[Records from a data source]
>> Begin
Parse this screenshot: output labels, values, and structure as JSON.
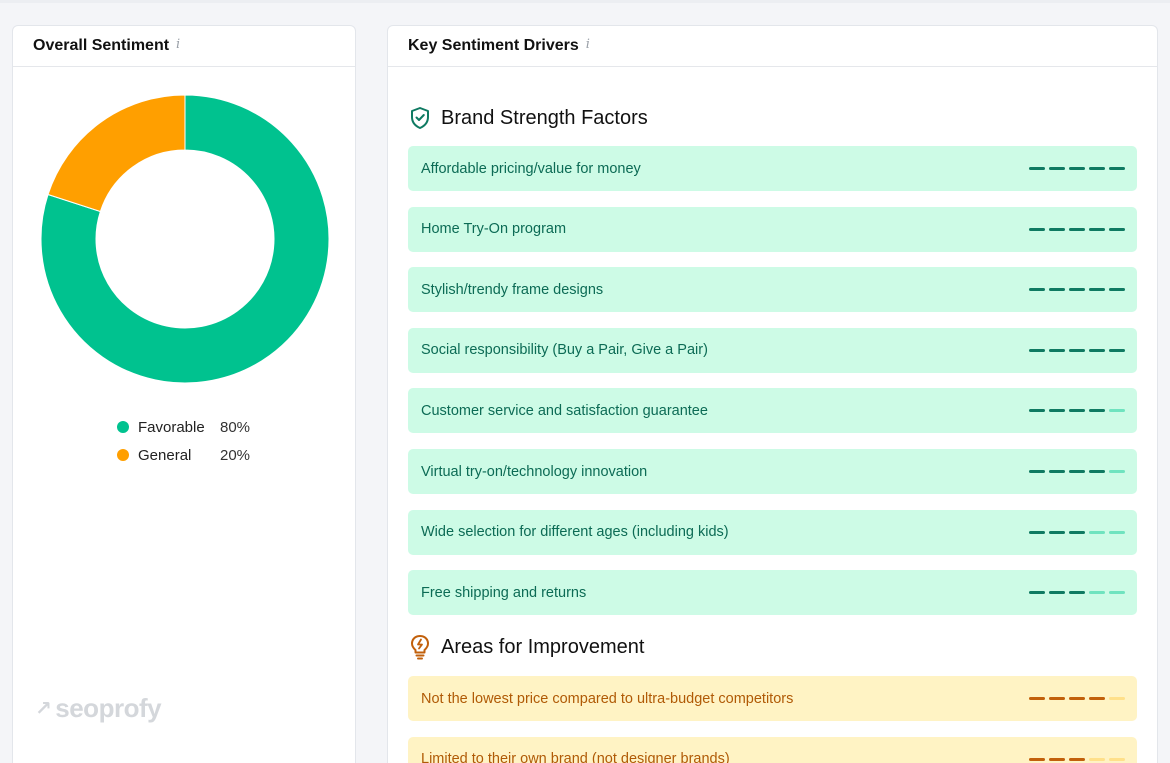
{
  "sentiment": {
    "title": "Overall Sentiment",
    "info_icon": "i",
    "legend": [
      {
        "name": "Favorable",
        "percent": "80%",
        "value": 80,
        "color": "#00c28f"
      },
      {
        "name": "General",
        "percent": "20%",
        "value": 20,
        "color": "#ff9f00"
      }
    ],
    "watermark": "seoprofy"
  },
  "drivers": {
    "title": "Key Sentiment Drivers",
    "info_icon": "i",
    "strengths": {
      "title": "Brand Strength Factors",
      "icon": "shield-check-icon",
      "color_on": "#0f7a62",
      "color_off": "#6fe3bf",
      "items": [
        {
          "label": "Affordable pricing/value for money",
          "score": 5
        },
        {
          "label": "Home Try-On program",
          "score": 5
        },
        {
          "label": "Stylish/trendy frame designs",
          "score": 5
        },
        {
          "label": "Social responsibility (Buy a Pair, Give a Pair)",
          "score": 5
        },
        {
          "label": "Customer service and satisfaction guarantee",
          "score": 4
        },
        {
          "label": "Virtual try-on/technology innovation",
          "score": 4
        },
        {
          "label": "Wide selection for different ages (including kids)",
          "score": 3
        },
        {
          "label": "Free shipping and returns",
          "score": 3
        }
      ]
    },
    "improvements": {
      "title": "Areas for Improvement",
      "icon": "lightbulb-icon",
      "color_on": "#c2600b",
      "color_off": "#ffe08a",
      "items": [
        {
          "label": "Not the lowest price compared to ultra-budget competitors",
          "score": 4
        },
        {
          "label": "Limited to their own brand (not designer brands)",
          "score": 3
        }
      ]
    }
  }
}
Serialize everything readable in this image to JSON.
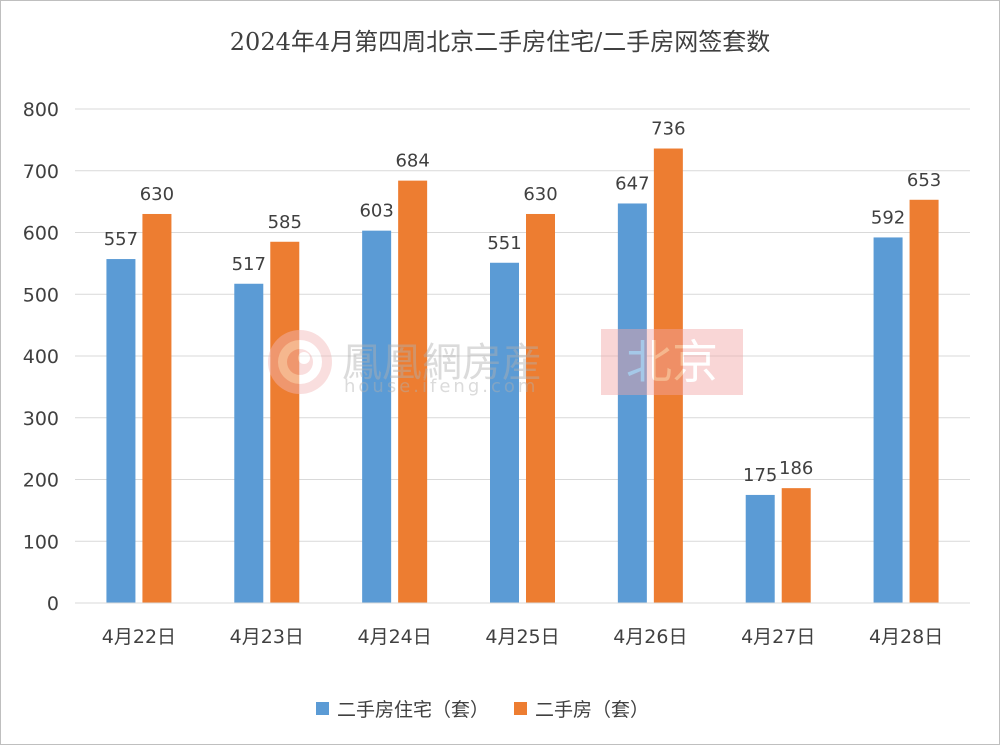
>> End
== Problem to solve ==
Among the entries above, identify all lines with "this" and copy them.

== The result ==
Parse this screenshot: output labels, values, and structure as JSON.
Serialize everything readable in this image to JSON.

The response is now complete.